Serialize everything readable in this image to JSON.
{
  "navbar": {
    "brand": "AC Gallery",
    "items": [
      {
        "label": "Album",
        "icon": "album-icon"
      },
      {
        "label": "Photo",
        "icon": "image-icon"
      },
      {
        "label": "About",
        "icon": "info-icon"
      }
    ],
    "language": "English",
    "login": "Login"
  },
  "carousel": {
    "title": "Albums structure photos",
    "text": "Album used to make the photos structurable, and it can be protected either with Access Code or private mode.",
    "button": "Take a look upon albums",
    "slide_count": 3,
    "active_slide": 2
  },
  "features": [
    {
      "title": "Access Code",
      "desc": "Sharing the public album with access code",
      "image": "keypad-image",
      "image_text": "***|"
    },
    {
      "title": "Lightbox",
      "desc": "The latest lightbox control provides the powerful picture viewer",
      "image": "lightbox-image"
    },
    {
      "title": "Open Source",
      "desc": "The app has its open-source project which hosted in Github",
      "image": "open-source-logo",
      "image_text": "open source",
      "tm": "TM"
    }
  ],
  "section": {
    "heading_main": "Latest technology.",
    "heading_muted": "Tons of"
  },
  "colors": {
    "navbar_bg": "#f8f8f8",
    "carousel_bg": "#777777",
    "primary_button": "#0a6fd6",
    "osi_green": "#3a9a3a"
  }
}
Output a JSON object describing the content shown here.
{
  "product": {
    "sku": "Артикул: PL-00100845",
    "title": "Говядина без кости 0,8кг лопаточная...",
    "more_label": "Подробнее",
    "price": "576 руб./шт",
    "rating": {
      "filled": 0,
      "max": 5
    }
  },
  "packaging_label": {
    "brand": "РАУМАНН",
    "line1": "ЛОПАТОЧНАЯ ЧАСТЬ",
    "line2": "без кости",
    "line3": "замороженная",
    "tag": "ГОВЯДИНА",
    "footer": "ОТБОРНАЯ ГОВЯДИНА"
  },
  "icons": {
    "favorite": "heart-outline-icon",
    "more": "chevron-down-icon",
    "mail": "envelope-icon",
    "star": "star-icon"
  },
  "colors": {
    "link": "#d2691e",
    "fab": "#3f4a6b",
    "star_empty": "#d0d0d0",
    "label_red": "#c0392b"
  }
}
________________
* [REQUIREMENTS]
Go through the records above and set each one down exactly, please.

* [FINISHED ANSWER]
Serialize everything readable in this image to JSON.
{
  "navbar": {
    "brand": "AC Gallery",
    "items": [
      {
        "label": "Album",
        "icon": "album-icon"
      },
      {
        "label": "Photo",
        "icon": "image-icon"
      },
      {
        "label": "About",
        "icon": "info-icon"
      }
    ],
    "language": "English",
    "login": "Login"
  },
  "carousel": {
    "title": "Albums structure photos",
    "text": "Album used to make the photos structurable, and it can be protected either with Access Code or private mode.",
    "button": "Take a look upon albums",
    "slide_count": 3,
    "active_slide": 2
  },
  "features": [
    {
      "title": "Access Code",
      "desc": "Sharing the public album with access code",
      "image": "keypad-image",
      "image_text": "***|"
    },
    {
      "title": "Lightbox",
      "desc": "The latest lightbox control provides the powerful picture viewer",
      "image": "lightbox-image"
    },
    {
      "title": "Open Source",
      "desc": "The app has its open-source project which hosted in Github",
      "image": "open-source-logo",
      "image_text": "open source",
      "tm": "TM"
    }
  ],
  "section": {
    "heading_main": "Latest technology.",
    "heading_muted": "Tons of"
  },
  "colors": {
    "navbar_bg": "#f8f8f8",
    "carousel_bg": "#777777",
    "primary_button": "#0a6fd6",
    "osi_green": "#3a9a3a"
  }
}
Output a JSON object describing the content shown here.
{
  "product": {
    "sku": "Артикул: PL-00100845",
    "title": "Говядина без кости 0,8кг лопаточная...",
    "more_label": "Подробнее",
    "price": "576 руб./шт",
    "rating": {
      "filled": 0,
      "max": 5
    }
  },
  "packaging_label": {
    "brand": "РАУМАНН",
    "line1": "ЛОПАТОЧНАЯ ЧАСТЬ",
    "line2": "без кости",
    "line3": "замороженная",
    "tag": "ГОВЯДИНА",
    "footer": "ОТБОРНАЯ ГОВЯДИНА"
  },
  "icons": {
    "favorite": "heart-outline-icon",
    "more": "chevron-down-icon",
    "mail": "envelope-icon",
    "star": "star-icon"
  },
  "colors": {
    "link": "#d2691e",
    "fab": "#3f4a6b",
    "star_empty": "#d0d0d0",
    "label_red": "#c0392b"
  }
}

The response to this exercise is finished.